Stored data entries
--- begin ---

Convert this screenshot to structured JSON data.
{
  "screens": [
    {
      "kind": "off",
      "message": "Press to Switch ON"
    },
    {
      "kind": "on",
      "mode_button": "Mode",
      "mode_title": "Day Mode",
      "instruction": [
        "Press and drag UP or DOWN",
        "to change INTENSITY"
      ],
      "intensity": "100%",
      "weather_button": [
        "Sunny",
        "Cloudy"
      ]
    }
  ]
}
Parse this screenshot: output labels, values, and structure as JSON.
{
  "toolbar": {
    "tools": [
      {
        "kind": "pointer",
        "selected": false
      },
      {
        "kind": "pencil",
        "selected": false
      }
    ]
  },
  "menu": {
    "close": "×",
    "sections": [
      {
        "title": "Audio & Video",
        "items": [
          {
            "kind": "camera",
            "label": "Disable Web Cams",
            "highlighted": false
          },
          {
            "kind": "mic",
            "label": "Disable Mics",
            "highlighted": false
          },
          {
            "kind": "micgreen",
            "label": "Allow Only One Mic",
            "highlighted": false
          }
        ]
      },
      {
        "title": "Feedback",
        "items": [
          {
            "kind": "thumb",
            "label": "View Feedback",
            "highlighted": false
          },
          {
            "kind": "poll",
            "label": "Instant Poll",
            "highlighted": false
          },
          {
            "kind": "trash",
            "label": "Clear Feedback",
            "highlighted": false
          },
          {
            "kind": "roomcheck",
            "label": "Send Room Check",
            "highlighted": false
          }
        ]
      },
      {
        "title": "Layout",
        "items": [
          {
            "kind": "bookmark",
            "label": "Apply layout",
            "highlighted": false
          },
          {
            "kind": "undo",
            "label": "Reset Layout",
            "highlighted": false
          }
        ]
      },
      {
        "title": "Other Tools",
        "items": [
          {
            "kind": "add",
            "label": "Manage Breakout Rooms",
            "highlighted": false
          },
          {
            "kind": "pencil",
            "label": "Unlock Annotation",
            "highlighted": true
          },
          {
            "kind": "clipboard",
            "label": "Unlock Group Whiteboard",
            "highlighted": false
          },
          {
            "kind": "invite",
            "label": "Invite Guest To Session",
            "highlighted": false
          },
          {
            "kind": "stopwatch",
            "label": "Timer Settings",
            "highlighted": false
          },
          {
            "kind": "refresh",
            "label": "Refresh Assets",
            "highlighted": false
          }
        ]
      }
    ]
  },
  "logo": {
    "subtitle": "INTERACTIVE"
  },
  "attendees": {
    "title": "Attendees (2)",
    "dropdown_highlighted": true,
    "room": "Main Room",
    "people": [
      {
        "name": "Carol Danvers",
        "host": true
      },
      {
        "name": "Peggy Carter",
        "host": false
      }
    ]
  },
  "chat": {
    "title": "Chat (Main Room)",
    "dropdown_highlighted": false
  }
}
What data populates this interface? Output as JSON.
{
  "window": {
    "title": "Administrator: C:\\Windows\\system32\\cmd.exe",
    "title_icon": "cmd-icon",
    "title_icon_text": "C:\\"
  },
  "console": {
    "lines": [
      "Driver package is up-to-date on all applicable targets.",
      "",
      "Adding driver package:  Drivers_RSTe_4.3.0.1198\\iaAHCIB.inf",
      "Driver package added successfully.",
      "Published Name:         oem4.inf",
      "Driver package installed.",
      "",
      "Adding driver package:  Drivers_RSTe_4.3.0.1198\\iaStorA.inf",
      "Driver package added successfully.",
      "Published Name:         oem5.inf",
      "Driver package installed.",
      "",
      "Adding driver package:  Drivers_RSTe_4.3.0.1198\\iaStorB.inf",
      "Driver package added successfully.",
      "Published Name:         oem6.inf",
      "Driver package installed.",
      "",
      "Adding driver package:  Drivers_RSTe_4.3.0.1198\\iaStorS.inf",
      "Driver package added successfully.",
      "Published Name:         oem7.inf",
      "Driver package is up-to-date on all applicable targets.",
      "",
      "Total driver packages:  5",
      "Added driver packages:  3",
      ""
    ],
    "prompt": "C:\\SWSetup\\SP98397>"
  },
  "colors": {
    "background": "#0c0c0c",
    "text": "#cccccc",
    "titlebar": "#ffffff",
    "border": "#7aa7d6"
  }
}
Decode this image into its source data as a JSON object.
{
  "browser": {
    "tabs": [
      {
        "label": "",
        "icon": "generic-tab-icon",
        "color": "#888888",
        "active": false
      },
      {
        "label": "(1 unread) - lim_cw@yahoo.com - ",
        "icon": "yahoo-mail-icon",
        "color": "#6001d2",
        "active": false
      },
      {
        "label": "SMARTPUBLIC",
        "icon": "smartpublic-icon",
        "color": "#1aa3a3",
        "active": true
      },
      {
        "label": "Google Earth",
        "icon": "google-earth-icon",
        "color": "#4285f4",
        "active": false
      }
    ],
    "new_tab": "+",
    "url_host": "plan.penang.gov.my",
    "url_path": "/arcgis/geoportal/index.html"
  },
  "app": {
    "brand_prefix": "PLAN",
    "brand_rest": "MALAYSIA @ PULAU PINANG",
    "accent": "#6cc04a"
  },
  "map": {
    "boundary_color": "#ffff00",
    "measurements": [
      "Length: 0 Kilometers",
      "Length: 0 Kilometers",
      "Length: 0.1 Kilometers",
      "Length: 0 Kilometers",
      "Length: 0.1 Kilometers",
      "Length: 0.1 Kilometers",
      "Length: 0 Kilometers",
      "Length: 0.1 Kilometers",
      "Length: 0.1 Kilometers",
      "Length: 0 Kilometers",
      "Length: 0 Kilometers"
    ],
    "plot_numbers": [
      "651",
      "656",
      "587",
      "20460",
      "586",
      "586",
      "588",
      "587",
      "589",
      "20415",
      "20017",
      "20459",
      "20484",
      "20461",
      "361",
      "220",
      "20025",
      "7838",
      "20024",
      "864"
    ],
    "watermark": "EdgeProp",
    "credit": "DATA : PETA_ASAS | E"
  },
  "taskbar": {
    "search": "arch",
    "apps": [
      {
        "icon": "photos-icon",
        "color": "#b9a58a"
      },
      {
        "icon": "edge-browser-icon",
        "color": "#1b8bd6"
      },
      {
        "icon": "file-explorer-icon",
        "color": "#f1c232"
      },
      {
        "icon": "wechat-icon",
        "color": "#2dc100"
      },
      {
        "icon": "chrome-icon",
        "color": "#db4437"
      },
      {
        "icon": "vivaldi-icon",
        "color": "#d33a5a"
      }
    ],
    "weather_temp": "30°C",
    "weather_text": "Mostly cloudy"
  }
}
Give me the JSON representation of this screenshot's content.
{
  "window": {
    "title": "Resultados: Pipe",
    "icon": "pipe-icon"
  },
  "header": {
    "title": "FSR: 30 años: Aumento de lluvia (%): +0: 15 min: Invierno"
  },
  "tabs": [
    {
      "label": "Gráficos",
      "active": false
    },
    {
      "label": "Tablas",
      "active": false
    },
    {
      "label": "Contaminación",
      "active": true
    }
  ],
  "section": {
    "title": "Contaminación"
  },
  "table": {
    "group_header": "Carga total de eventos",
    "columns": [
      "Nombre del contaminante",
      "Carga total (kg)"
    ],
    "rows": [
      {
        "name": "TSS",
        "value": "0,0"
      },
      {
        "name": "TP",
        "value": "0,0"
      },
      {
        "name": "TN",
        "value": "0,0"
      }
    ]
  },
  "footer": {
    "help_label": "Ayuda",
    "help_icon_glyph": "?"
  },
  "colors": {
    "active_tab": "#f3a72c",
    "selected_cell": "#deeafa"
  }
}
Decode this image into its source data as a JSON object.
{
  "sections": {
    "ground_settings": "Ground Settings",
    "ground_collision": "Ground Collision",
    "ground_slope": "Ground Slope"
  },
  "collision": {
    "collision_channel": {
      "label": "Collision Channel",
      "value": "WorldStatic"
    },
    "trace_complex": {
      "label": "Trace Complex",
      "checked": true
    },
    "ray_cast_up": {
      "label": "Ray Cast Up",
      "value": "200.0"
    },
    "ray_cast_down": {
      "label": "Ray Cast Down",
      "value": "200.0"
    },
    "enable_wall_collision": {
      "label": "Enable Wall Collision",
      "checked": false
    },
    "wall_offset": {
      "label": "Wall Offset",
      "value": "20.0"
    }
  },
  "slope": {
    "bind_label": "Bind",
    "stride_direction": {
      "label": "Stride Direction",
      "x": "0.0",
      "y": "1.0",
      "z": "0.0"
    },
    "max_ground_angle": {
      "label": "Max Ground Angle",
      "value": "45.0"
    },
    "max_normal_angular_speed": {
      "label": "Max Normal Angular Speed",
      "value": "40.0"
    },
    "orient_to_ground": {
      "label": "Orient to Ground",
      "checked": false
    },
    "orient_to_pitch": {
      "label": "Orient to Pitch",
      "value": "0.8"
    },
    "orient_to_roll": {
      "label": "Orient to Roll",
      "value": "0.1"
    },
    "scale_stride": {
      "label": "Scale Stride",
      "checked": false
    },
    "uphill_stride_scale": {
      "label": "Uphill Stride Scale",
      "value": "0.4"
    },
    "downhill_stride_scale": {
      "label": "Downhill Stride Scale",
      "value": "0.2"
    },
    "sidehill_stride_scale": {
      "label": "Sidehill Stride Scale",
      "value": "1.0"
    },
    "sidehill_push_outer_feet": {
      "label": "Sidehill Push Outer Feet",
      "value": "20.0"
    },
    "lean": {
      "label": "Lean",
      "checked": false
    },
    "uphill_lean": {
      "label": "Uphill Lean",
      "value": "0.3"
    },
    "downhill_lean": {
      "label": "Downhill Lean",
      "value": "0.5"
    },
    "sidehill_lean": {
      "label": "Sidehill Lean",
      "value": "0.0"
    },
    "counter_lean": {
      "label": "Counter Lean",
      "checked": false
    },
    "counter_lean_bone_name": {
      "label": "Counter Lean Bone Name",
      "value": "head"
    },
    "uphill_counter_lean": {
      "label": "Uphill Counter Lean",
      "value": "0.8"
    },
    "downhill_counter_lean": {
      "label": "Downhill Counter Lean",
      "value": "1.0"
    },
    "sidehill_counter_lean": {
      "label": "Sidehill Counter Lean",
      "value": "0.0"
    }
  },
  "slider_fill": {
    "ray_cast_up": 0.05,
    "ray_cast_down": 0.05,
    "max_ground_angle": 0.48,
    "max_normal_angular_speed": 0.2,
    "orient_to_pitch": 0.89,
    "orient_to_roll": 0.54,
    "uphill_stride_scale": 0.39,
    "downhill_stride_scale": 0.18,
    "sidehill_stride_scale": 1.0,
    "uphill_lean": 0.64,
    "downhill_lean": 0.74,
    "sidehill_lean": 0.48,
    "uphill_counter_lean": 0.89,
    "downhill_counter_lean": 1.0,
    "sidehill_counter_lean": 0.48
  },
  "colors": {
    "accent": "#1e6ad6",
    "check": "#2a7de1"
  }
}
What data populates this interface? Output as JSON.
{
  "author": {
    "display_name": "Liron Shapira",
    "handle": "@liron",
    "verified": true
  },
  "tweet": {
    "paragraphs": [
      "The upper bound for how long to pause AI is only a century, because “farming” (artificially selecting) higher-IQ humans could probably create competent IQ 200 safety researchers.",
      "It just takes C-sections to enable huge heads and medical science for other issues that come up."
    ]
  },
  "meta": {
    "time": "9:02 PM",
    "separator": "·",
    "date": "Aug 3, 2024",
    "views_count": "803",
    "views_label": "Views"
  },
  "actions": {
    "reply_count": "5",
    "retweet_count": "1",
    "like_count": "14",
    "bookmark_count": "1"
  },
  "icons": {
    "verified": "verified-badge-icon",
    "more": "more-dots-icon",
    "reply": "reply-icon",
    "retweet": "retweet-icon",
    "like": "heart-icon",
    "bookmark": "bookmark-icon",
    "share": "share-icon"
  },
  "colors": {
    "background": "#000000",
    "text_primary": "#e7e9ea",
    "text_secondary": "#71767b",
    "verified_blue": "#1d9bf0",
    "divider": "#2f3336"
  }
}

--- end ---

What to do: Collect the lines that hold "true".

Complete output:
            "highlighted": true
    "dropdown_highlighted": true,
        "host": true
        "active": true
      "active": true
      "checked": true
    "verified": true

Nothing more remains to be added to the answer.